» **SOURCE EXTRACT**:
The BMW Roundel is now ranked in the top 10 of the world’s most recognized commercial logos and is an iconic symbol in its own right. The original design, in its simplicity and symbolism has stood the test of time.

Through the 1950s there was a more concerted effort to standardize the Roundel. The use of white lettering was now standard and when used on cars and motorcycles it was silver. By the 1960s the serif font was replaced by sans-serif, and this was used on all motorcycles by 1966.

Judy, here is your Bavarian flag, which BMW gets it's roundel colors from;



I now wonder if Judy secretly has a Beemer she doesn't let us see, as she knows we'll want to ride in it.


ʎɐqǝ uo pɹɐoqʎǝʞ ɐ ʎnq ı ǝɯıʇ ʇsɐן ǝɥʇ sı sıɥʇ
Last Edit: 10 months, 1 week ago by LSUFan.

Re: Trivia Questions: increase your knowledge 10 months, 1 week ago #16678

I had always planned for this to be actually a two part trivia question. Now that we know what BMW's logo stands for, let's go to the second one.

» **PARTS OF THE EXERCISE**:
a) Translate this sentence from the BMW Roundel forum post into Spanish: "By the 1960s the serif font was replaced by sans-serif, and this was used on all motorcycles by 1966."
b) According to the BMW Roundel forum post, what color was the Roundel's lettering when used on cars and motorcycles in the 1950s?
c) Proceed with the BMW Roundel forum post, picking up after its final sentence.

» **RECORDED DATA**:
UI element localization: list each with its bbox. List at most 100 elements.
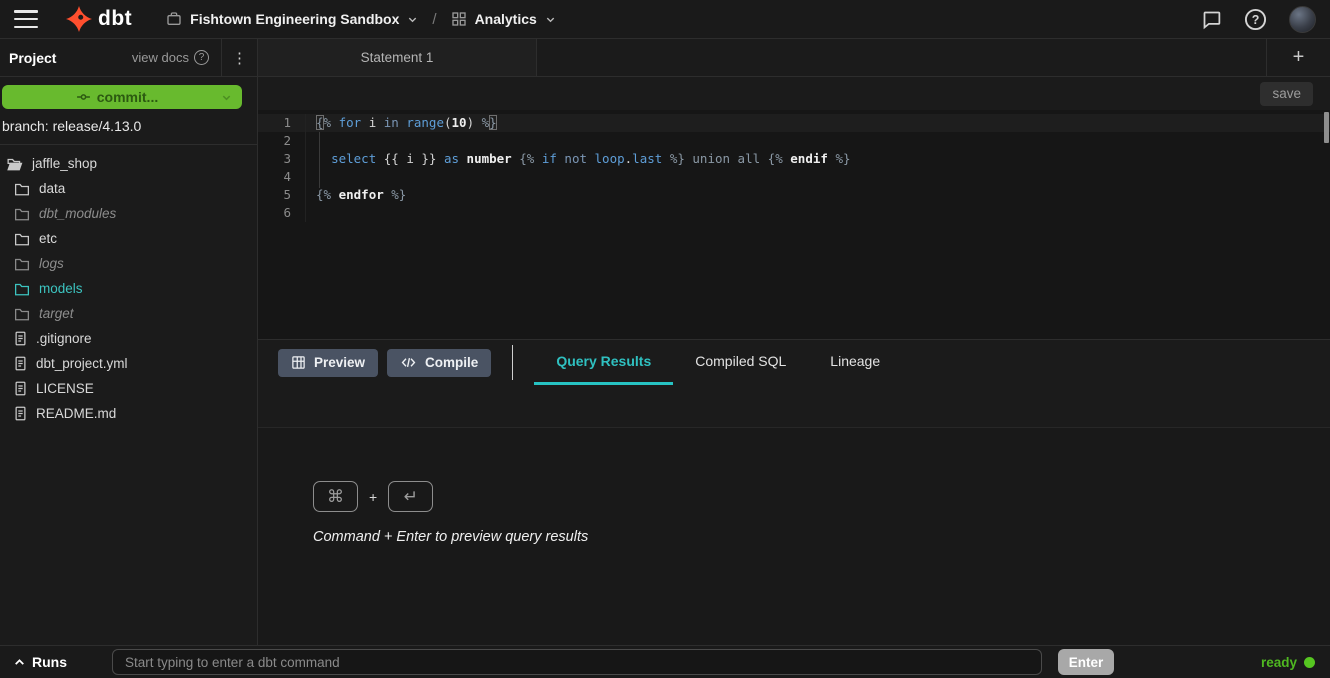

» **OUTPUTS FOR THE TASKS**:
a) Para la década de 1960, la fuente con serifa fue reemplazada por una sin serifa, y esta se usaba en todas las motocicletas para 1966.

b) Silver.

c)
Why does Audi have four interlocking rings in their logo?'



ʎɐqǝ uo pɹɐoqʎǝʞ ɐ ʎnq ı ǝɯıʇ ʇsɐן ǝɥʇ sı sıɥʇ
Last Edit: 10 months, 1 week ago by LSUFan.

Re: Trivia Questions: increase your knowledge 10 months, 1 week ago #16679

The Audi badge the 'Four Rings' is the emblem of one of the oldest car manufacturers in Germany. It symbolises the 1932 merger of the four independent motor-vehicle manufacturers: Audi, DKW, Horch and Wanderer. Together with the NSU brand, which joined in 1969, these companies are the roots of the present-day AUDI AG. After the war the Audi name - which is Latin for "Hear!" - disappeared, but was revived in 1965, using the four rings as a logo. Also, the name is sort of a pun on 'hoerch', German for 'hear', name of one of the founders. The company itself is more than a century old.

Re: Trivia Questions: increase your knowledge 10 months, 1 week ago #16680

Good deal, Tom. You are correct.



Another interesting bit of trivia is that the Olympics actually sued Audi in 1995 over the use of the rings, but the Olympics lost.

www.autoevolution.com/news/audi-reveals-updated-logo-10315.html


ʎɐqǝ uo pɹɐoqʎǝʞ ɐ ʎnq ı ǝɯıʇ ʇsɐן ǝɥʇ sı sıɥʇ
Last Edit: 10 months, 1 week ago by LSUFan.

Re: Trivia Questions: increase your knowledge 10 months, 1 week ago #16682

Where was the last shot of the US Civil War fired at?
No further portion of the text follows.